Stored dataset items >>
* * *

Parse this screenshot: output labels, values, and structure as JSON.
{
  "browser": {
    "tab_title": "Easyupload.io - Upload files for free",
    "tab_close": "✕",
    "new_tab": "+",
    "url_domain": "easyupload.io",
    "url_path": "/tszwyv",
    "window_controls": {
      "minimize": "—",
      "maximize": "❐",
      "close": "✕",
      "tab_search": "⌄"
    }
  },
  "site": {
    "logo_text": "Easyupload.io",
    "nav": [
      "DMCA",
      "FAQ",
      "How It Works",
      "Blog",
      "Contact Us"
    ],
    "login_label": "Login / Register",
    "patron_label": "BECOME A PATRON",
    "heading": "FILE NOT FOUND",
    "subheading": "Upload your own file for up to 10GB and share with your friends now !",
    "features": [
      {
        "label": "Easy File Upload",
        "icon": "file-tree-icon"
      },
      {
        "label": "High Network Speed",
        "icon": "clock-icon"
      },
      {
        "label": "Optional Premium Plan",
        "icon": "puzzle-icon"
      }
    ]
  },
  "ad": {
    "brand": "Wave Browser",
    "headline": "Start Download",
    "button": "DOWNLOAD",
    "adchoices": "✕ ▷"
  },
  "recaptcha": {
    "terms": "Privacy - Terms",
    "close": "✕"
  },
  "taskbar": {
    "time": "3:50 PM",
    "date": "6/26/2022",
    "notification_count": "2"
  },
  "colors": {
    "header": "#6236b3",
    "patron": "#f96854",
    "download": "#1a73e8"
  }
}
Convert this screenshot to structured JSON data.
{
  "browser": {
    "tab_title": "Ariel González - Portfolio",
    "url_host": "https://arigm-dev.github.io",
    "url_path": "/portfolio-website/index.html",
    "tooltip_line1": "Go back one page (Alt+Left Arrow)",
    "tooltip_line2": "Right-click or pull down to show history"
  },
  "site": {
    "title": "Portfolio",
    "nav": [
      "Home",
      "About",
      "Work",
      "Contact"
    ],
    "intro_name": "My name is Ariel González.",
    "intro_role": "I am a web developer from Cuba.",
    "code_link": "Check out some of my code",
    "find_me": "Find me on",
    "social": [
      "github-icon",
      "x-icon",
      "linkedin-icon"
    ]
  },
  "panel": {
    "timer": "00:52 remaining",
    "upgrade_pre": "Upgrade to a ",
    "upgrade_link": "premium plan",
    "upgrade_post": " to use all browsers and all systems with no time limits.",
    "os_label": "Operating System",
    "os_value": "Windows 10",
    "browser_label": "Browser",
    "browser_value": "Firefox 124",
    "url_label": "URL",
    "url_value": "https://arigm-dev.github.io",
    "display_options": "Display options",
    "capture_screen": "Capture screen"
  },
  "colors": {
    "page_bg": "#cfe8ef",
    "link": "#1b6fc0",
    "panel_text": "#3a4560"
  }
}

* * *

Exercise task >> Extract the entries above verbatim.

Expected answer >>
Parse this screenshot: output labels, values, and structure as JSON.
{
  "browser": {
    "tab_title": "Easyupload.io - Upload files for free",
    "tab_close": "✕",
    "new_tab": "+",
    "url_domain": "easyupload.io",
    "url_path": "/tszwyv",
    "window_controls": {
      "minimize": "—",
      "maximize": "❐",
      "close": "✕",
      "tab_search": "⌄"
    }
  },
  "site": {
    "logo_text": "Easyupload.io",
    "nav": [
      "DMCA",
      "FAQ",
      "How It Works",
      "Blog",
      "Contact Us"
    ],
    "login_label": "Login / Register",
    "patron_label": "BECOME A PATRON",
    "heading": "FILE NOT FOUND",
    "subheading": "Upload your own file for up to 10GB and share with your friends now !",
    "features": [
      {
        "label": "Easy File Upload",
        "icon": "file-tree-icon"
      },
      {
        "label": "High Network Speed",
        "icon": "clock-icon"
      },
      {
        "label": "Optional Premium Plan",
        "icon": "puzzle-icon"
      }
    ]
  },
  "ad": {
    "brand": "Wave Browser",
    "headline": "Start Download",
    "button": "DOWNLOAD",
    "adchoices": "✕ ▷"
  },
  "recaptcha": {
    "terms": "Privacy - Terms",
    "close": "✕"
  },
  "taskbar": {
    "time": "3:50 PM",
    "date": "6/26/2022",
    "notification_count": "2"
  },
  "colors": {
    "header": "#6236b3",
    "patron": "#f96854",
    "download": "#1a73e8"
  }
}
Convert this screenshot to structured JSON data.
{
  "browser": {
    "tab_title": "Ariel González - Portfolio",
    "url_host": "https://arigm-dev.github.io",
    "url_path": "/portfolio-website/index.html",
    "tooltip_line1": "Go back one page (Alt+Left Arrow)",
    "tooltip_line2": "Right-click or pull down to show history"
  },
  "site": {
    "title": "Portfolio",
    "nav": [
      "Home",
      "About",
      "Work",
      "Contact"
    ],
    "intro_name": "My name is Ariel González.",
    "intro_role": "I am a web developer from Cuba.",
    "code_link": "Check out some of my code",
    "find_me": "Find me on",
    "social": [
      "github-icon",
      "x-icon",
      "linkedin-icon"
    ]
  },
  "panel": {
    "timer": "00:52 remaining",
    "upgrade_pre": "Upgrade to a ",
    "upgrade_link": "premium plan",
    "upgrade_post": " to use all browsers and all systems with no time limits.",
    "os_label": "Operating System",
    "os_value": "Windows 10",
    "browser_label": "Browser",
    "browser_value": "Firefox 124",
    "url_label": "URL",
    "url_value": "https://arigm-dev.github.io",
    "display_options": "Display options",
    "capture_screen": "Capture screen"
  },
  "colors": {
    "page_bg": "#cfe8ef",
    "link": "#1b6fc0",
    "panel_text": "#3a4560"
  }
}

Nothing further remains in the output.